=== Goal of the exercise ===
Below are some records; work out how many of their lines contain "Quantiles" and give the number only.

[begin Recorded information]

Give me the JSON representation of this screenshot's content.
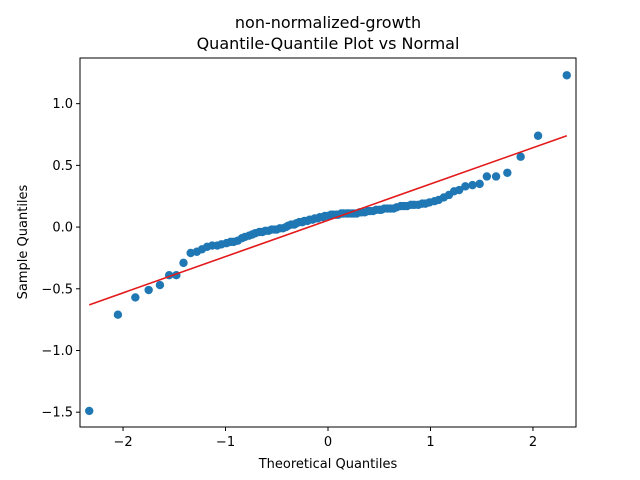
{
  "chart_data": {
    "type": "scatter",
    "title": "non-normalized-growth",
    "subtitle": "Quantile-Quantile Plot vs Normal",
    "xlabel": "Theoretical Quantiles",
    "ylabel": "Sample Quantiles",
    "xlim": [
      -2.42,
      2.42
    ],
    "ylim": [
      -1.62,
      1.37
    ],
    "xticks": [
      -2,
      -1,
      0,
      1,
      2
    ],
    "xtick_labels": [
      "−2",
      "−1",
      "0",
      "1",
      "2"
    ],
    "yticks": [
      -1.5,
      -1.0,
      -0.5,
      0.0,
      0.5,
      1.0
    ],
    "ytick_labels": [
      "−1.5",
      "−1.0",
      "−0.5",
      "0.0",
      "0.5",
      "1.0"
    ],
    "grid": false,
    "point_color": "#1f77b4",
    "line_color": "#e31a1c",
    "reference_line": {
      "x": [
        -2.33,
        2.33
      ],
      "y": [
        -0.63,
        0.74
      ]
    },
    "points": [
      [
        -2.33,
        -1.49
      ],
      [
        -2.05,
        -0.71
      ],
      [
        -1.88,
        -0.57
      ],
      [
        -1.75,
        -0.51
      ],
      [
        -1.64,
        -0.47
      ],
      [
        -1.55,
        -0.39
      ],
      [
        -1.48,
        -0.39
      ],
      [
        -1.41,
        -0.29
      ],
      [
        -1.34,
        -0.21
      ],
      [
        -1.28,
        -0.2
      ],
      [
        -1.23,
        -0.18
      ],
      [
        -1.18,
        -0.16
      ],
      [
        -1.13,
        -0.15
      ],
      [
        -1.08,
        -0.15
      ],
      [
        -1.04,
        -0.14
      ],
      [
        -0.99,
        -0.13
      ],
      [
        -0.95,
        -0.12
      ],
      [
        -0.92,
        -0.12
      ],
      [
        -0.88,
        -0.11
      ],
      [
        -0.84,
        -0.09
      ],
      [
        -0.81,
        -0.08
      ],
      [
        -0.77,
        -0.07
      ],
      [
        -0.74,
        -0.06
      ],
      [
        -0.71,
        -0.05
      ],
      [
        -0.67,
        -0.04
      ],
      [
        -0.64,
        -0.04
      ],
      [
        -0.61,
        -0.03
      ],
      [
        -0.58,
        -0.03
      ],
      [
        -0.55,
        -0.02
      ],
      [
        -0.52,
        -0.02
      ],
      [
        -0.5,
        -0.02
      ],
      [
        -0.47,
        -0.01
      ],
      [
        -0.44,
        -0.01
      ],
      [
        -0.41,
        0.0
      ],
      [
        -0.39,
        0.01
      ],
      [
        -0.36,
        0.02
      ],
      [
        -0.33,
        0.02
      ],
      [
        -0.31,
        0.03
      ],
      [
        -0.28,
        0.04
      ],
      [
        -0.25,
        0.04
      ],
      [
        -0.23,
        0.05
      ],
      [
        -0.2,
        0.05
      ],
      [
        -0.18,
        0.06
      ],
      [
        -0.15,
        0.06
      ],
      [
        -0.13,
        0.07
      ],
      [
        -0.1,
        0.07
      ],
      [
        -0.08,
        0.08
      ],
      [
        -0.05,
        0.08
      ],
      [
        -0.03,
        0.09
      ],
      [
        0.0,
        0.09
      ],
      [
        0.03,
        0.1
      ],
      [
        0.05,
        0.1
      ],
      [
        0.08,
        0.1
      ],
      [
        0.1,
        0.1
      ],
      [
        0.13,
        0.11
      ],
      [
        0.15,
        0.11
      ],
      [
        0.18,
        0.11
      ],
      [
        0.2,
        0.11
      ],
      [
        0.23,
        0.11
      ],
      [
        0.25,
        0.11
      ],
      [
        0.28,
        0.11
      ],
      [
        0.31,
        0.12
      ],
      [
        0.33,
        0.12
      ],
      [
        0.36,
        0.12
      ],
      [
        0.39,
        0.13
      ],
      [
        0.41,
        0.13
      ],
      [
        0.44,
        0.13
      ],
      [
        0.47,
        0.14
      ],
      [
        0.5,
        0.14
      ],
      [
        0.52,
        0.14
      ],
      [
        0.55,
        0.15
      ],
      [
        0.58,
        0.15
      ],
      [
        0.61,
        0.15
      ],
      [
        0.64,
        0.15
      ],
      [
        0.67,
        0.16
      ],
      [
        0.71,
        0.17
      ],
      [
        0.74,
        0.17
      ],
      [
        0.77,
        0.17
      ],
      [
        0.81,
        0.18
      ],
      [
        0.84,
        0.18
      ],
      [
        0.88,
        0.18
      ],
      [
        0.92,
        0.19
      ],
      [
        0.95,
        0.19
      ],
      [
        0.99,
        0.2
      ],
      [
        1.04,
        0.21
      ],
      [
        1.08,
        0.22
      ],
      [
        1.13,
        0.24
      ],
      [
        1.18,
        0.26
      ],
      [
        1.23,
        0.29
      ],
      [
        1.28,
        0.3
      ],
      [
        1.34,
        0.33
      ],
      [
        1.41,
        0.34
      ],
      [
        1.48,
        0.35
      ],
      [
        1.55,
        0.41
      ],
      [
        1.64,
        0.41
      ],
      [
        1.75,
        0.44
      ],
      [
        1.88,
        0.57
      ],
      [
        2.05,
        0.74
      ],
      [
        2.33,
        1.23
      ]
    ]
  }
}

[end Recorded information]

=== Correct response ===
2